Across the entries below, how many lines contain the string "Date"? Give only the count.

Data entries:
>> start
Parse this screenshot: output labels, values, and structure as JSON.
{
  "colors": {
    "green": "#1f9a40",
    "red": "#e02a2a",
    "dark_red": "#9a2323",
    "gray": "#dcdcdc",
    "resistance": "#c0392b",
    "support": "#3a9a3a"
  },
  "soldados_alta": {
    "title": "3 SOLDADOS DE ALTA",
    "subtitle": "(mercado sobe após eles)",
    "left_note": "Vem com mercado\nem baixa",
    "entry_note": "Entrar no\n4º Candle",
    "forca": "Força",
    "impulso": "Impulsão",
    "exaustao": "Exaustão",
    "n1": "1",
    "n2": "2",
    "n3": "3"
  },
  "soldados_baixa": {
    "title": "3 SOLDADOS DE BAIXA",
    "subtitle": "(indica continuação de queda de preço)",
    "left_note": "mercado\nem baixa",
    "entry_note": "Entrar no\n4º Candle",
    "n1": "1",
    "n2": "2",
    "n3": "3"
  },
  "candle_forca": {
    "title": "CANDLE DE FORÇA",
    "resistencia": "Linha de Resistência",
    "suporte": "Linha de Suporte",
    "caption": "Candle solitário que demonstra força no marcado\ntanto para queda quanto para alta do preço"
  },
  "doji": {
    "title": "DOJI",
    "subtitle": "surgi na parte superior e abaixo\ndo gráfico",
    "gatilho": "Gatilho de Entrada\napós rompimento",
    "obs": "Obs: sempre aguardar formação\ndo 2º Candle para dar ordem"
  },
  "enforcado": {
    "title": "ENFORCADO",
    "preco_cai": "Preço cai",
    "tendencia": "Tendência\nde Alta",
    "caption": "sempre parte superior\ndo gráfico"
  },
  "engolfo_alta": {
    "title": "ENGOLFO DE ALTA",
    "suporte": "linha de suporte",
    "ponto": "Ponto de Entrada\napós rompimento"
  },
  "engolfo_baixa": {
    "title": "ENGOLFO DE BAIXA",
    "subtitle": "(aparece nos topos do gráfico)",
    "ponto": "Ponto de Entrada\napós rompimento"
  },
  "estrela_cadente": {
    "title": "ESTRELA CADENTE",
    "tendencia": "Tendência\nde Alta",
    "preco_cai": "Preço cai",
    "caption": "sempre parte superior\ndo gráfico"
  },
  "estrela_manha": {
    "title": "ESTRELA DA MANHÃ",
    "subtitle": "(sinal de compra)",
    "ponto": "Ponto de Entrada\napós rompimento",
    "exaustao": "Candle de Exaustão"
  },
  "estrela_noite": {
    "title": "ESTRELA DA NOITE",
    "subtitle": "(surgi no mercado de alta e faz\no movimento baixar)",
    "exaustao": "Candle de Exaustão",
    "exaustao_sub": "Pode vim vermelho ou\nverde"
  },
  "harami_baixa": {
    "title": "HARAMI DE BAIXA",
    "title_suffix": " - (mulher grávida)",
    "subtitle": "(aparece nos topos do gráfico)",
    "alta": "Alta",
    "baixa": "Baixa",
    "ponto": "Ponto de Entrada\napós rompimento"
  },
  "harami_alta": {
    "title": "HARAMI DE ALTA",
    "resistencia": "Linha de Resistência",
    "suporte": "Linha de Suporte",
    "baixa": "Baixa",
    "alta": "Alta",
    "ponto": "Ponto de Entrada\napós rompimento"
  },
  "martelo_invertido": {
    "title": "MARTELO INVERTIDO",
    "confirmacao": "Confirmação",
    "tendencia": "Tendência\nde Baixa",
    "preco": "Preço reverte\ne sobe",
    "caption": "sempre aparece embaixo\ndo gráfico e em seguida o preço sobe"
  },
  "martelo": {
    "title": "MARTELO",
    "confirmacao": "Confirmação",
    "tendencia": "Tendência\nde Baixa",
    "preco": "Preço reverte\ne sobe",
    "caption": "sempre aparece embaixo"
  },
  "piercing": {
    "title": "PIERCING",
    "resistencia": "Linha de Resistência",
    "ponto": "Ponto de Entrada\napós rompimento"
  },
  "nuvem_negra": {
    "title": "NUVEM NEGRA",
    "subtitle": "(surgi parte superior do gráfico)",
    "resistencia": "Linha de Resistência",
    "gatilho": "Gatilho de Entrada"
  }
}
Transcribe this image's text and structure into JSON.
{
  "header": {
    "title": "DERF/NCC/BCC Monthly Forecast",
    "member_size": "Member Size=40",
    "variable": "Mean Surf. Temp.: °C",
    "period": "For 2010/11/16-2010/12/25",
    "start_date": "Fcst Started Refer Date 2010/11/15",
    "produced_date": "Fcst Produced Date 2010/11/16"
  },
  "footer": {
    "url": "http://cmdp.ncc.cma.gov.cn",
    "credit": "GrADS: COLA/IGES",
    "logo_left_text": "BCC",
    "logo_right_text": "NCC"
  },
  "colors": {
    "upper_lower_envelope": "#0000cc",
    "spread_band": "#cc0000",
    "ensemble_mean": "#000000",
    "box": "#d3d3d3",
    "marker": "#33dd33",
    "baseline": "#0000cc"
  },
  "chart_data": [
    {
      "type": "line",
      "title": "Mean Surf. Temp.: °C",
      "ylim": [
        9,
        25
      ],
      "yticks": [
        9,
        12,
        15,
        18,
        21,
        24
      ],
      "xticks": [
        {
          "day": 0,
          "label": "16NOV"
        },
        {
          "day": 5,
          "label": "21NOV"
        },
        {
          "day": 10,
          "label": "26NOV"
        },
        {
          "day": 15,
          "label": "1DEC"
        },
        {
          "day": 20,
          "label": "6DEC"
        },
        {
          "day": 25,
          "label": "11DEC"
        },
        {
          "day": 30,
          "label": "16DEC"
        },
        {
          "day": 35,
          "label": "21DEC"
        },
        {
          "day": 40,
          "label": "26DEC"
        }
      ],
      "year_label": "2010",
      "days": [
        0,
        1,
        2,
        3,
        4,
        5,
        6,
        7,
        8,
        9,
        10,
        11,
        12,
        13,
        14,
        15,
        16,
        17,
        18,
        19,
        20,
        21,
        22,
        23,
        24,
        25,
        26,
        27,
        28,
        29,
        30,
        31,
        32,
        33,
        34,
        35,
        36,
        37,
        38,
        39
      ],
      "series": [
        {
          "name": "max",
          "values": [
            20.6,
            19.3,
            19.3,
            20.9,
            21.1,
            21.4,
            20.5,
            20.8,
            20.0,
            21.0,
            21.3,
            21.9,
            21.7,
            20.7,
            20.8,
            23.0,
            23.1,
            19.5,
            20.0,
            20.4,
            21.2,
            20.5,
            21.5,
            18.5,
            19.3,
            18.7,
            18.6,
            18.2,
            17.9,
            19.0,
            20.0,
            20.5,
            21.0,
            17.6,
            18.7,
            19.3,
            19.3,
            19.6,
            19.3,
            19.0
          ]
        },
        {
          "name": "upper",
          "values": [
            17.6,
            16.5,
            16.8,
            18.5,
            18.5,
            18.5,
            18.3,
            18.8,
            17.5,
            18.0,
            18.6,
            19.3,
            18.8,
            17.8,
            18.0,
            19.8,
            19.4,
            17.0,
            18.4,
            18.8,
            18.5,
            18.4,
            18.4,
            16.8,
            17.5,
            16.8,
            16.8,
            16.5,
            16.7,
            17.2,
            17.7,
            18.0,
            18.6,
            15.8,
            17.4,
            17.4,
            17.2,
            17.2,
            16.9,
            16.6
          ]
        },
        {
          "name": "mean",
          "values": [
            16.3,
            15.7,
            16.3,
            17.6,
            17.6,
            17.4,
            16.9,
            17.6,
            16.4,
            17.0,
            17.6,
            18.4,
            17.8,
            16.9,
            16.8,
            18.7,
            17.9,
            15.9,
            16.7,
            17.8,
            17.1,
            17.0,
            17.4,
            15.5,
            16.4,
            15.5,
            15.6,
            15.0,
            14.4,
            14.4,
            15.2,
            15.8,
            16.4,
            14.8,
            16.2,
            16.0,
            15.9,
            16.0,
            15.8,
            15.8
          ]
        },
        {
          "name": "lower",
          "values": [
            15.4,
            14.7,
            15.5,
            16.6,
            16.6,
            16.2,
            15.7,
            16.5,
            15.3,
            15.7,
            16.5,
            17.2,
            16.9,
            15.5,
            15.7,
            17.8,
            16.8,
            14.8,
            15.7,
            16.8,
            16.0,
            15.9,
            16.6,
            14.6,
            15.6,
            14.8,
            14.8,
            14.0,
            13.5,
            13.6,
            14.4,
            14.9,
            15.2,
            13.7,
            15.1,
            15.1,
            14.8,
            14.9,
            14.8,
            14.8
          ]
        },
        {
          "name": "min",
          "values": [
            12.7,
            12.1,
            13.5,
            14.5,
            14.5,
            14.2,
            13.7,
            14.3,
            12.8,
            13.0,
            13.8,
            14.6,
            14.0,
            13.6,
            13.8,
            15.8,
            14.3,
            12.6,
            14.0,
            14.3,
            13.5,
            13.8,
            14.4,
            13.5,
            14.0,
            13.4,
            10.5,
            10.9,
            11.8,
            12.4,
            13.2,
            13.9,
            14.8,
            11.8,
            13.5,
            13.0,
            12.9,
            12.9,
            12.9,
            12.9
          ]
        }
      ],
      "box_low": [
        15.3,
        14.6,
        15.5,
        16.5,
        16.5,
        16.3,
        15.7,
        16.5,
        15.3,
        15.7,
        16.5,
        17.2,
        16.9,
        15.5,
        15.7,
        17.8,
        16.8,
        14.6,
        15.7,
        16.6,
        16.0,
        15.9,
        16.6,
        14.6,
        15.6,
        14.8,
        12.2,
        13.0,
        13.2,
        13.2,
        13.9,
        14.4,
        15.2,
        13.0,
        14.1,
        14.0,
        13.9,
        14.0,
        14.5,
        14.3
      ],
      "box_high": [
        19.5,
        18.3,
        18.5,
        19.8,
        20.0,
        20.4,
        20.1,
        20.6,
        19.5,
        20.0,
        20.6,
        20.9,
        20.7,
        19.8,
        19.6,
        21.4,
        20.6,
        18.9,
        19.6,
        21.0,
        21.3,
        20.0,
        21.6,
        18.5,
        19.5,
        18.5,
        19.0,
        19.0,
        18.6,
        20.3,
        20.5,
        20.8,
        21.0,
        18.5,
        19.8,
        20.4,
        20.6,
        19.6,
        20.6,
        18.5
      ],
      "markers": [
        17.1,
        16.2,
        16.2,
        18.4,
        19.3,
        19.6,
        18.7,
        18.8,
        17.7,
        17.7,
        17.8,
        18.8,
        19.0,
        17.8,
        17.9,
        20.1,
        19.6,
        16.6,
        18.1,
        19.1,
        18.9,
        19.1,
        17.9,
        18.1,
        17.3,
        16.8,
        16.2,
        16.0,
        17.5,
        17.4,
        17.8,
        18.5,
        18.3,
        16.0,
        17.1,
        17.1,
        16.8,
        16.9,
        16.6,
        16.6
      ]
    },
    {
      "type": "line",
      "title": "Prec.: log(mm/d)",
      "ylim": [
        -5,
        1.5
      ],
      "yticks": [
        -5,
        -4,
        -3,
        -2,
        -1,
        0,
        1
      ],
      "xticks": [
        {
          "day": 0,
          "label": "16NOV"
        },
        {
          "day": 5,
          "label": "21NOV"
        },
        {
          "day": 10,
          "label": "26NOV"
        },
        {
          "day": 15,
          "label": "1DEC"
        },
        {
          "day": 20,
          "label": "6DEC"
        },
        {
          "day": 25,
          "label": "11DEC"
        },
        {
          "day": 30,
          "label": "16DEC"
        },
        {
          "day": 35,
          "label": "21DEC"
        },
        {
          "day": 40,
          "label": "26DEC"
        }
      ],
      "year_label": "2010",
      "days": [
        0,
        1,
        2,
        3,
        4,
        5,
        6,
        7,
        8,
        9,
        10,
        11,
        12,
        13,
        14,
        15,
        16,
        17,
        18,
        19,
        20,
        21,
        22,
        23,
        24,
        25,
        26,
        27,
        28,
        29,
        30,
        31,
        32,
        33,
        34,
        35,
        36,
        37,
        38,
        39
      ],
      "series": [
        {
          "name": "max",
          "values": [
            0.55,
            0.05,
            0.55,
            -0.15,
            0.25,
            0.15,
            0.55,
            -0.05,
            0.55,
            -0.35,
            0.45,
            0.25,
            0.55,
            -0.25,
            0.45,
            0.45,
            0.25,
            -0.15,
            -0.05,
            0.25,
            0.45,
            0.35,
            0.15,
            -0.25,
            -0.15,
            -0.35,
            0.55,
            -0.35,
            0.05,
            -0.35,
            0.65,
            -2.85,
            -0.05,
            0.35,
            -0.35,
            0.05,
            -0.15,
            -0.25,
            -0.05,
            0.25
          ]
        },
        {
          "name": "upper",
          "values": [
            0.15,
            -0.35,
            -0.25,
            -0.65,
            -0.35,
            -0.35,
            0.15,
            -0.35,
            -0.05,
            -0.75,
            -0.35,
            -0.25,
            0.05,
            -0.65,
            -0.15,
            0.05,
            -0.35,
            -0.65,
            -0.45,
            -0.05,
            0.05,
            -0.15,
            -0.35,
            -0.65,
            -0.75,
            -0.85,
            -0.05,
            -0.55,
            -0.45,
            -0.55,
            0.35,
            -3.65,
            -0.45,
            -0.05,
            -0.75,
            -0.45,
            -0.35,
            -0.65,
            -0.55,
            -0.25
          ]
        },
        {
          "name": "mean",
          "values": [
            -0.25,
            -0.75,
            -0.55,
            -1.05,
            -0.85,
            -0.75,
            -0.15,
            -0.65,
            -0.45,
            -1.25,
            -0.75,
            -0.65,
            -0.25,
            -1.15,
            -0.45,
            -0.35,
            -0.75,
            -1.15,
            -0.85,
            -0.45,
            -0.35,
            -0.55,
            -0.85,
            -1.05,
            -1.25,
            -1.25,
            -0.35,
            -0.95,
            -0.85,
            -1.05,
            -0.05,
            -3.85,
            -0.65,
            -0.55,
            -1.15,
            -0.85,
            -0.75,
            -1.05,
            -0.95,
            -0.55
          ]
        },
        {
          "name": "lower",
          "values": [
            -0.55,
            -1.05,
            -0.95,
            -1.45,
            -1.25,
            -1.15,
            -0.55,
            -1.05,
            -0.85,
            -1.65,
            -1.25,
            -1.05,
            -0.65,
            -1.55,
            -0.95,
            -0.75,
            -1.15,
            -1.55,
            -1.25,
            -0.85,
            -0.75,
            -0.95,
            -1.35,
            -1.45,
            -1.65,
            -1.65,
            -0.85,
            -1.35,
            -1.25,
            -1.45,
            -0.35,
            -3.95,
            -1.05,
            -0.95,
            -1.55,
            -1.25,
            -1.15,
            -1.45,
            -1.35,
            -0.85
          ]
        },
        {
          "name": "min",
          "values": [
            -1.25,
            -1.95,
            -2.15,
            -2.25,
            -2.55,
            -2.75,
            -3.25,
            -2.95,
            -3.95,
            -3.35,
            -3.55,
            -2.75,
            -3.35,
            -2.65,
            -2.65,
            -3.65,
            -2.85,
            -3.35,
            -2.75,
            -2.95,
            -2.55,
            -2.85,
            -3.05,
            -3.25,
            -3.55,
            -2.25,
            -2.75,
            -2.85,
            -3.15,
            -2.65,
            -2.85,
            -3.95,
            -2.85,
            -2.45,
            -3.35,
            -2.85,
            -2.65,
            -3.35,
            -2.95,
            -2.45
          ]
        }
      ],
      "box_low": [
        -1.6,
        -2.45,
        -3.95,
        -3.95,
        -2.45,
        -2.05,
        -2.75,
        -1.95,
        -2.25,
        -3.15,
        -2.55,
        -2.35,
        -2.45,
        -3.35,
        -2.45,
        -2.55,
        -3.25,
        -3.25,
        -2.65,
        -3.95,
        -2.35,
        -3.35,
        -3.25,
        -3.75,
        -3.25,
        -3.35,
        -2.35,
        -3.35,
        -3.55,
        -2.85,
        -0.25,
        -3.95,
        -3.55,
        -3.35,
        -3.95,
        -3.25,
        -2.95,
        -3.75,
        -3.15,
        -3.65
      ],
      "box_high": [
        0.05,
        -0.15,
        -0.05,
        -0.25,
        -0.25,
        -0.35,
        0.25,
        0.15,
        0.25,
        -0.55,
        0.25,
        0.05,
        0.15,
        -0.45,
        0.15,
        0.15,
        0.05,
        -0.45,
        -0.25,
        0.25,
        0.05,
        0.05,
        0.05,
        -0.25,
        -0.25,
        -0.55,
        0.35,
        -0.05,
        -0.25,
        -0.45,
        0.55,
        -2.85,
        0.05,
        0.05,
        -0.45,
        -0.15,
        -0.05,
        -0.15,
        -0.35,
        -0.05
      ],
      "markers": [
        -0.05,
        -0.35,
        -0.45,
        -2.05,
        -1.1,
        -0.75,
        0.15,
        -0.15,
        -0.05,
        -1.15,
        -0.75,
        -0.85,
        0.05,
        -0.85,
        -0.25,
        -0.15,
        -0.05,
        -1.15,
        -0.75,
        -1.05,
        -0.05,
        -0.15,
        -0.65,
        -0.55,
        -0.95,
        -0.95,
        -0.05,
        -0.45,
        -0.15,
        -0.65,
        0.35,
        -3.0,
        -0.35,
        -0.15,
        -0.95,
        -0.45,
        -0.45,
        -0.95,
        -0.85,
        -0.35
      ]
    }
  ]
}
>> end
Answer to the problem: 2